Can you quote the records below in full, word for word?

== MATERIALS PROVIDED ==

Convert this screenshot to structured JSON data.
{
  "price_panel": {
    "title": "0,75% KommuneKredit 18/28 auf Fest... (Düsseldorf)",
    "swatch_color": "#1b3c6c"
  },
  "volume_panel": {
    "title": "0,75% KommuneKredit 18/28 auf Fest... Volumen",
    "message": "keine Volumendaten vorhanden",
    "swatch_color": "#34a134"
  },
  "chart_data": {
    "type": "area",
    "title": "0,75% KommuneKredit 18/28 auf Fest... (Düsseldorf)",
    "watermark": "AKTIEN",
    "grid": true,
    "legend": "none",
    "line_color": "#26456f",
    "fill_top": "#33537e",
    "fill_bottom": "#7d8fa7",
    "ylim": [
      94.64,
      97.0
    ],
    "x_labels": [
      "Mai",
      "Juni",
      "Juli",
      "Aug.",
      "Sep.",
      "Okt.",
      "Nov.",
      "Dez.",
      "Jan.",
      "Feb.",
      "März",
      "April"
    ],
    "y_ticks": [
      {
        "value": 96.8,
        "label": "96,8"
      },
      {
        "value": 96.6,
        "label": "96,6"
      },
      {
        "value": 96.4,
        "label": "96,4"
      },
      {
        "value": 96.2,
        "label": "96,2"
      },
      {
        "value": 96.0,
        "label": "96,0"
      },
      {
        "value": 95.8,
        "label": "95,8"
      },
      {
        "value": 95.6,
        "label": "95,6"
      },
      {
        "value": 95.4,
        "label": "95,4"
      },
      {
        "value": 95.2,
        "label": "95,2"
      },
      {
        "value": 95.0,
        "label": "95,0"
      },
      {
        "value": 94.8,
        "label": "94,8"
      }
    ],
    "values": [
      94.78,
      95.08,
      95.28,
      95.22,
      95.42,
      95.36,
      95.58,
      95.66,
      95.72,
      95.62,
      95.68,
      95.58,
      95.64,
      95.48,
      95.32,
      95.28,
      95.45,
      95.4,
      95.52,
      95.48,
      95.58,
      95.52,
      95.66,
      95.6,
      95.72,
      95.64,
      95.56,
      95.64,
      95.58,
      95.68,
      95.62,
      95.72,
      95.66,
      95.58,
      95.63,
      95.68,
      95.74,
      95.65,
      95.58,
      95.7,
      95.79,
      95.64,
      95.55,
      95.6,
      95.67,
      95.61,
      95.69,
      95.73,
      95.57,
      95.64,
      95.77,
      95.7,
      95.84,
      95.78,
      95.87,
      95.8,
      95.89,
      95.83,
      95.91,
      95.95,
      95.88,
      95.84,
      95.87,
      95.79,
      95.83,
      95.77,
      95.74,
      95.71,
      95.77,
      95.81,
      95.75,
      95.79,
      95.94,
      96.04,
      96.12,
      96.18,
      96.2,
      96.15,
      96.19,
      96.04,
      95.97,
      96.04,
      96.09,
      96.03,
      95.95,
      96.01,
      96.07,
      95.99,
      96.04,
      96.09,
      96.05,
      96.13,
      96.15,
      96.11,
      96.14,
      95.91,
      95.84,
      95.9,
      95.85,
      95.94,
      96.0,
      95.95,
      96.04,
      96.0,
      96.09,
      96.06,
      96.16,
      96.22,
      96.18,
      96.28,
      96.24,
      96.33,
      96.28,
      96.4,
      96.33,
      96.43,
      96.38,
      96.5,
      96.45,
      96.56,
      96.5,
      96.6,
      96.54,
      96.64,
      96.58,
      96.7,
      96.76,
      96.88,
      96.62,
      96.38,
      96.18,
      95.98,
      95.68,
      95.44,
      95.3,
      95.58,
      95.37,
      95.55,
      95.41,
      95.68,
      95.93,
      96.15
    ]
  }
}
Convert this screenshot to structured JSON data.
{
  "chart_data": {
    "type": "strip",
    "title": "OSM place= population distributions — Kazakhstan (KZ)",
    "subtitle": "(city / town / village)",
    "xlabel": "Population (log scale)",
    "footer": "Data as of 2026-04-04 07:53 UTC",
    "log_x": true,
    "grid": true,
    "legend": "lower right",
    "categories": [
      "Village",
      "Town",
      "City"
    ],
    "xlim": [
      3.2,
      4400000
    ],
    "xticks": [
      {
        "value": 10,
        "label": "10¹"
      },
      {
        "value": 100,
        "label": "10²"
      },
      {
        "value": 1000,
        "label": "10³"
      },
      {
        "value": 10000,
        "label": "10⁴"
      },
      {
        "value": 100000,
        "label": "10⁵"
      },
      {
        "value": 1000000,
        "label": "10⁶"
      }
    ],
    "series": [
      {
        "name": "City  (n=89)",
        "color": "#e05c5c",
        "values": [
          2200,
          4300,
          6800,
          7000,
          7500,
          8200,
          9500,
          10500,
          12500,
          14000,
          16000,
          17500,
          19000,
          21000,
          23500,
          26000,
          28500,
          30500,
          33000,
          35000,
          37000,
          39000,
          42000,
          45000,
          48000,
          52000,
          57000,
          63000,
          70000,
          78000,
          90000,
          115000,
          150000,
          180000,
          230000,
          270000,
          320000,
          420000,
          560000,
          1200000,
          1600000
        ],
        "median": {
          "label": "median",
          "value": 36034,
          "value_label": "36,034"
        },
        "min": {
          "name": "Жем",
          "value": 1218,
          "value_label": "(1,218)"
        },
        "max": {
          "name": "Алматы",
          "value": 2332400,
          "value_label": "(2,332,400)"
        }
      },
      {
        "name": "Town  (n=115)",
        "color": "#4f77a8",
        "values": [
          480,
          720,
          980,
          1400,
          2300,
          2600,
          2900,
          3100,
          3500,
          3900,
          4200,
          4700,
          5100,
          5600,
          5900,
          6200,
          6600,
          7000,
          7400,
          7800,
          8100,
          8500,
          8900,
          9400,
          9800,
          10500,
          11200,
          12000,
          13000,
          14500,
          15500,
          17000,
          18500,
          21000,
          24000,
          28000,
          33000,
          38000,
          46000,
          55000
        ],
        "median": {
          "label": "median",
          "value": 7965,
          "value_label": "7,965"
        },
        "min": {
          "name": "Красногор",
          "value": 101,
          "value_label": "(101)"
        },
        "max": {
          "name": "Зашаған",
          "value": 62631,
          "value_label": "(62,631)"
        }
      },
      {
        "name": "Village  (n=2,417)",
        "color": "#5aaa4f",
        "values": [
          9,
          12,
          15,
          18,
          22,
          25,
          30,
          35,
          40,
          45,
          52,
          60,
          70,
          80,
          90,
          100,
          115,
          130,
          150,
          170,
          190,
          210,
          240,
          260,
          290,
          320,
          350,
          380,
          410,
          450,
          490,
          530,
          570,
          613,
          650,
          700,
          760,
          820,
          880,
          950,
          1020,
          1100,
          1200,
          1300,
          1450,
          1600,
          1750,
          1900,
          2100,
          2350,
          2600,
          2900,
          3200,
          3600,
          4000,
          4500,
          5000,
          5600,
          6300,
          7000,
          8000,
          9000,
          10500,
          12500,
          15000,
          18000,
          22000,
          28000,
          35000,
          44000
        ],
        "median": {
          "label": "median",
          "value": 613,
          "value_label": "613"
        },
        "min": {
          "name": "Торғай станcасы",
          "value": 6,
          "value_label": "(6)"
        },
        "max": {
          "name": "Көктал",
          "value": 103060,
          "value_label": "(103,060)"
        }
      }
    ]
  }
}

===

- _ANSWER TO THIS PROBLEM_
Convert this screenshot to structured JSON data.
{
  "price_panel": {
    "title": "0,75% KommuneKredit 18/28 auf Fest... (Düsseldorf)",
    "swatch_color": "#1b3c6c"
  },
  "volume_panel": {
    "title": "0,75% KommuneKredit 18/28 auf Fest... Volumen",
    "message": "keine Volumendaten vorhanden",
    "swatch_color": "#34a134"
  },
  "chart_data": {
    "type": "area",
    "title": "0,75% KommuneKredit 18/28 auf Fest... (Düsseldorf)",
    "watermark": "AKTIEN",
    "grid": true,
    "legend": "none",
    "line_color": "#26456f",
    "fill_top": "#33537e",
    "fill_bottom": "#7d8fa7",
    "ylim": [
      94.64,
      97.0
    ],
    "x_labels": [
      "Mai",
      "Juni",
      "Juli",
      "Aug.",
      "Sep.",
      "Okt.",
      "Nov.",
      "Dez.",
      "Jan.",
      "Feb.",
      "März",
      "April"
    ],
    "y_ticks": [
      {
        "value": 96.8,
        "label": "96,8"
      },
      {
        "value": 96.6,
        "label": "96,6"
      },
      {
        "value": 96.4,
        "label": "96,4"
      },
      {
        "value": 96.2,
        "label": "96,2"
      },
      {
        "value": 96.0,
        "label": "96,0"
      },
      {
        "value": 95.8,
        "label": "95,8"
      },
      {
        "value": 95.6,
        "label": "95,6"
      },
      {
        "value": 95.4,
        "label": "95,4"
      },
      {
        "value": 95.2,
        "label": "95,2"
      },
      {
        "value": 95.0,
        "label": "95,0"
      },
      {
        "value": 94.8,
        "label": "94,8"
      }
    ],
    "values": [
      94.78,
      95.08,
      95.28,
      95.22,
      95.42,
      95.36,
      95.58,
      95.66,
      95.72,
      95.62,
      95.68,
      95.58,
      95.64,
      95.48,
      95.32,
      95.28,
      95.45,
      95.4,
      95.52,
      95.48,
      95.58,
      95.52,
      95.66,
      95.6,
      95.72,
      95.64,
      95.56,
      95.64,
      95.58,
      95.68,
      95.62,
      95.72,
      95.66,
      95.58,
      95.63,
      95.68,
      95.74,
      95.65,
      95.58,
      95.7,
      95.79,
      95.64,
      95.55,
      95.6,
      95.67,
      95.61,
      95.69,
      95.73,
      95.57,
      95.64,
      95.77,
      95.7,
      95.84,
      95.78,
      95.87,
      95.8,
      95.89,
      95.83,
      95.91,
      95.95,
      95.88,
      95.84,
      95.87,
      95.79,
      95.83,
      95.77,
      95.74,
      95.71,
      95.77,
      95.81,
      95.75,
      95.79,
      95.94,
      96.04,
      96.12,
      96.18,
      96.2,
      96.15,
      96.19,
      96.04,
      95.97,
      96.04,
      96.09,
      96.03,
      95.95,
      96.01,
      96.07,
      95.99,
      96.04,
      96.09,
      96.05,
      96.13,
      96.15,
      96.11,
      96.14,
      95.91,
      95.84,
      95.9,
      95.85,
      95.94,
      96.0,
      95.95,
      96.04,
      96.0,
      96.09,
      96.06,
      96.16,
      96.22,
      96.18,
      96.28,
      96.24,
      96.33,
      96.28,
      96.4,
      96.33,
      96.43,
      96.38,
      96.5,
      96.45,
      96.56,
      96.5,
      96.6,
      96.54,
      96.64,
      96.58,
      96.7,
      96.76,
      96.88,
      96.62,
      96.38,
      96.18,
      95.98,
      95.68,
      95.44,
      95.3,
      95.58,
      95.37,
      95.55,
      95.41,
      95.68,
      95.93,
      96.15
    ]
  }
}
Convert this screenshot to structured JSON data.
{
  "chart_data": {
    "type": "strip",
    "title": "OSM place= population distributions — Kazakhstan (KZ)",
    "subtitle": "(city / town / village)",
    "xlabel": "Population (log scale)",
    "footer": "Data as of 2026-04-04 07:53 UTC",
    "log_x": true,
    "grid": true,
    "legend": "lower right",
    "categories": [
      "Village",
      "Town",
      "City"
    ],
    "xlim": [
      3.2,
      4400000
    ],
    "xticks": [
      {
        "value": 10,
        "label": "10¹"
      },
      {
        "value": 100,
        "label": "10²"
      },
      {
        "value": 1000,
        "label": "10³"
      },
      {
        "value": 10000,
        "label": "10⁴"
      },
      {
        "value": 100000,
        "label": "10⁵"
      },
      {
        "value": 1000000,
        "label": "10⁶"
      }
    ],
    "series": [
      {
        "name": "City  (n=89)",
        "color": "#e05c5c",
        "values": [
          2200,
          4300,
          6800,
          7000,
          7500,
          8200,
          9500,
          10500,
          12500,
          14000,
          16000,
          17500,
          19000,
          21000,
          23500,
          26000,
          28500,
          30500,
          33000,
          35000,
          37000,
          39000,
          42000,
          45000,
          48000,
          52000,
          57000,
          63000,
          70000,
          78000,
          90000,
          115000,
          150000,
          180000,
          230000,
          270000,
          320000,
          420000,
          560000,
          1200000,
          1600000
        ],
        "median": {
          "label": "median",
          "value": 36034,
          "value_label": "36,034"
        },
        "min": {
          "name": "Жем",
          "value": 1218,
          "value_label": "(1,218)"
        },
        "max": {
          "name": "Алматы",
          "value": 2332400,
          "value_label": "(2,332,400)"
        }
      },
      {
        "name": "Town  (n=115)",
        "color": "#4f77a8",
        "values": [
          480,
          720,
          980,
          1400,
          2300,
          2600,
          2900,
          3100,
          3500,
          3900,
          4200,
          4700,
          5100,
          5600,
          5900,
          6200,
          6600,
          7000,
          7400,
          7800,
          8100,
          8500,
          8900,
          9400,
          9800,
          10500,
          11200,
          12000,
          13000,
          14500,
          15500,
          17000,
          18500,
          21000,
          24000,
          28000,
          33000,
          38000,
          46000,
          55000
        ],
        "median": {
          "label": "median",
          "value": 7965,
          "value_label": "7,965"
        },
        "min": {
          "name": "Красногор",
          "value": 101,
          "value_label": "(101)"
        },
        "max": {
          "name": "Зашаған",
          "value": 62631,
          "value_label": "(62,631)"
        }
      },
      {
        "name": "Village  (n=2,417)",
        "color": "#5aaa4f",
        "values": [
          9,
          12,
          15,
          18,
          22,
          25,
          30,
          35,
          40,
          45,
          52,
          60,
          70,
          80,
          90,
          100,
          115,
          130,
          150,
          170,
          190,
          210,
          240,
          260,
          290,
          320,
          350,
          380,
          410,
          450,
          490,
          530,
          570,
          613,
          650,
          700,
          760,
          820,
          880,
          950,
          1020,
          1100,
          1200,
          1300,
          1450,
          1600,
          1750,
          1900,
          2100,
          2350,
          2600,
          2900,
          3200,
          3600,
          4000,
          4500,
          5000,
          5600,
          6300,
          7000,
          8000,
          9000,
          10500,
          12500,
          15000,
          18000,
          22000,
          28000,
          35000,
          44000
        ],
        "median": {
          "label": "median",
          "value": 613,
          "value_label": "613"
        },
        "min": {
          "name": "Торғай станcасы",
          "value": 6,
          "value_label": "(6)"
        },
        "max": {
          "name": "Көктал",
          "value": 103060,
          "value_label": "(103,060)"
        }
      }
    ]
  }
}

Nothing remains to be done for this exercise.